[Data extracted from a collection]
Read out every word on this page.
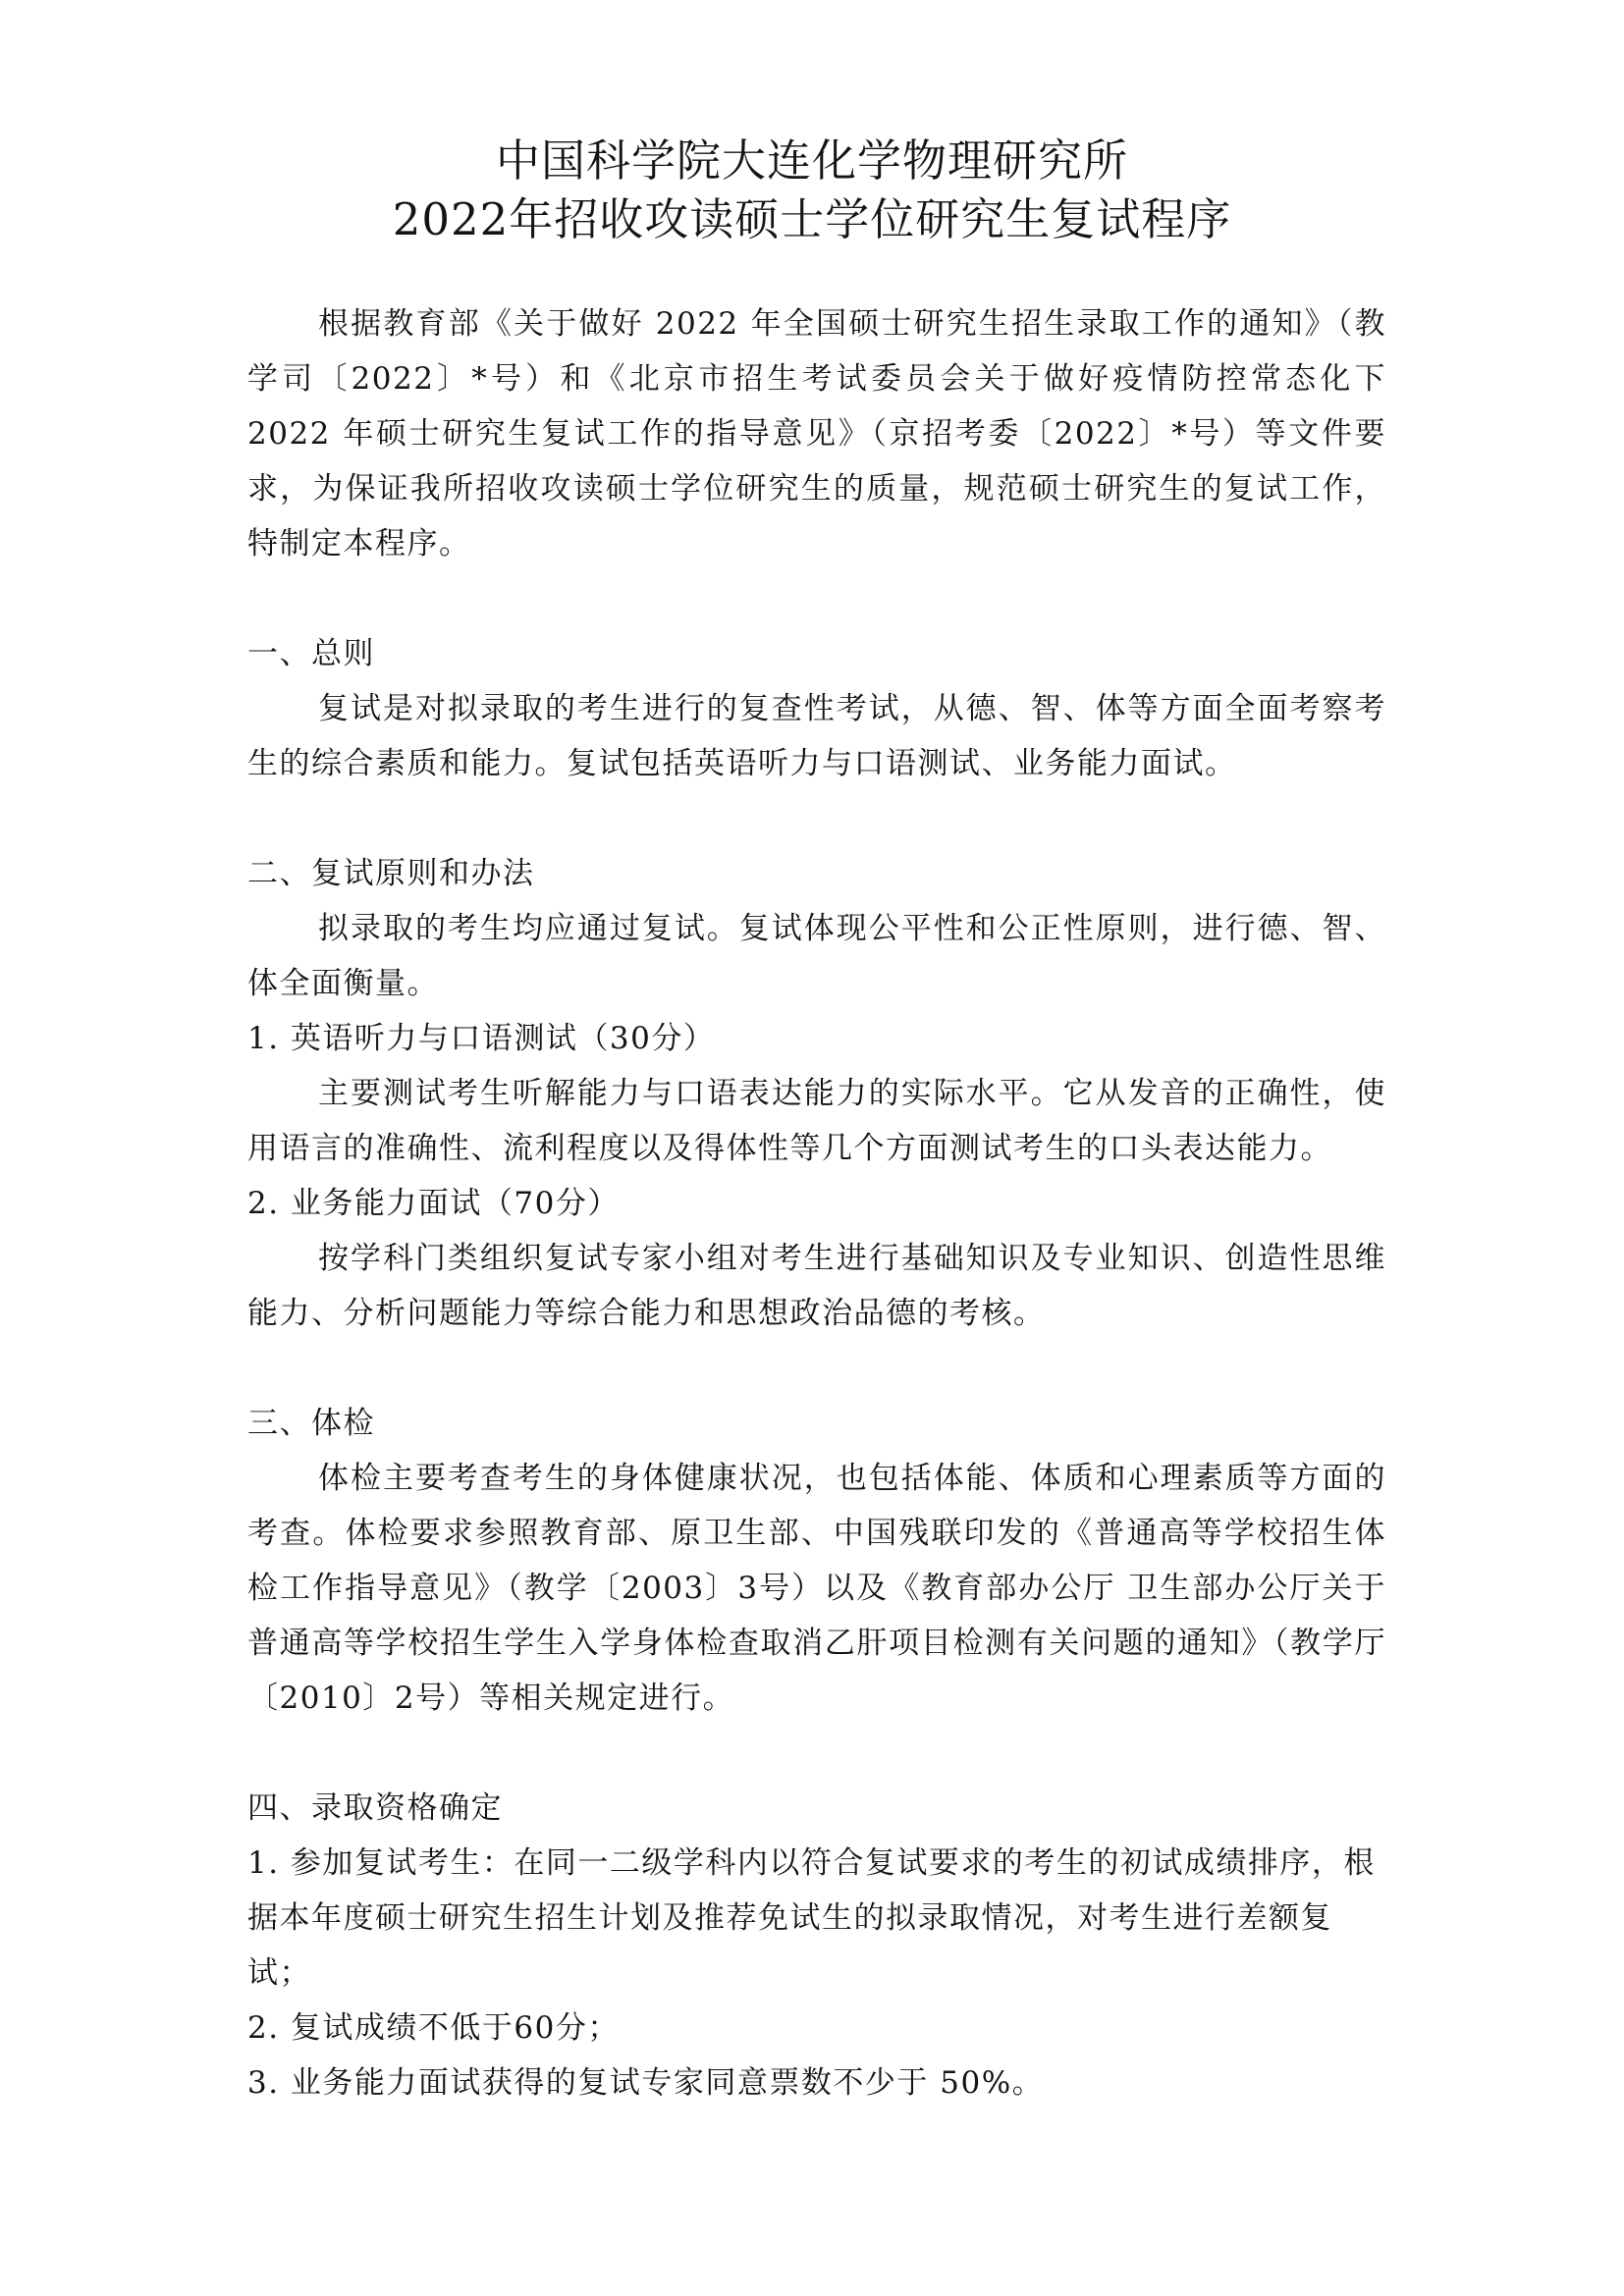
中国科学院大连化学物理研究所
2022年招收攻读硕士学位研究生复试程序

根据教育部《关于做好 2022 年全国硕士研究生招生录取工作的通知》（教学司〔2022〕*号）和《北京市招生考试委员会关于做好疫情防控常态化下 2022 年硕士研究生复试工作的指导意见》（京招考委〔2022〕*号）等文件要求，为保证我所招收攻读硕士学位研究生的质量，规范硕士研究生的复试工作，特制定本程序。

一、总则

复试是对拟录取的考生进行的复查性考试，从德、智、体等方面全面考察考生的综合素质和能力。复试包括英语听力与口语测试、业务能力面试。

二、复试原则和办法

拟录取的考生均应通过复试。复试体现公平性和公正性原则，进行德、智、体全面衡量。

1. 英语听力与口语测试（30分）

主要测试考生听解能力与口语表达能力的实际水平。它从发音的正确性，使用语言的准确性、流利程度以及得体性等几个方面测试考生的口头表达能力。

2. 业务能力面试（70分）

按学科门类组织复试专家小组对考生进行基础知识及专业知识、创造性思维能力、分析问题能力等综合能力和思想政治品德的考核。

三、体检

体检主要考查考生的身体健康状况，也包括体能、体质和心理素质等方面的考查。体检要求参照教育部、原卫生部、中国残联印发的《普通高等学校招生体检工作指导意见》（教学〔2003〕3号）以及《教育部办公厅 卫生部办公厅关于普通高等学校招生学生入学身体检查取消乙肝项目检测有关问题的通知》（教学厅〔2010〕2号）等相关规定进行。

四、录取资格确定

1. 参加复试考生：在同一二级学科内以符合复试要求的考生的初试成绩排序，根据本年度硕士研究生招生计划及推荐免试生的拟录取情况，对考生进行差额复试；

2. 复试成绩不低于60分；

3. 业务能力面试获得的复试专家同意票数不少于 50%。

* [TASK TO CARRY OUT] Excluding the pictures, reproduce every entry exactly as given.

* [SOLVED PROBLEM]
Read out every word on this page.
中国科学院大连化学物理研究所
2022年招收攻读硕士学位研究生复试程序

根据教育部《关于做好 2022 年全国硕士研究生招生录取工作的通知》（教学司〔2022〕*号）和《北京市招生考试委员会关于做好疫情防控常态化下 2022 年硕士研究生复试工作的指导意见》（京招考委〔2022〕*号）等文件要求，为保证我所招收攻读硕士学位研究生的质量，规范硕士研究生的复试工作，特制定本程序。

一、总则

复试是对拟录取的考生进行的复查性考试，从德、智、体等方面全面考察考生的综合素质和能力。复试包括英语听力与口语测试、业务能力面试。

二、复试原则和办法

拟录取的考生均应通过复试。复试体现公平性和公正性原则，进行德、智、体全面衡量。

1. 英语听力与口语测试（30分）

主要测试考生听解能力与口语表达能力的实际水平。它从发音的正确性，使用语言的准确性、流利程度以及得体性等几个方面测试考生的口头表达能力。

2. 业务能力面试（70分）

按学科门类组织复试专家小组对考生进行基础知识及专业知识、创造性思维能力、分析问题能力等综合能力和思想政治品德的考核。

三、体检

体检主要考查考生的身体健康状况，也包括体能、体质和心理素质等方面的考查。体检要求参照教育部、原卫生部、中国残联印发的《普通高等学校招生体检工作指导意见》（教学〔2003〕3号）以及《教育部办公厅 卫生部办公厅关于普通高等学校招生学生入学身体检查取消乙肝项目检测有关问题的通知》（教学厅〔2010〕2号）等相关规定进行。

四、录取资格确定

1. 参加复试考生：在同一二级学科内以符合复试要求的考生的初试成绩排序，根据本年度硕士研究生招生计划及推荐免试生的拟录取情况，对考生进行差额复试；

2. 复试成绩不低于60分；

3. 业务能力面试获得的复试专家同意票数不少于 50%。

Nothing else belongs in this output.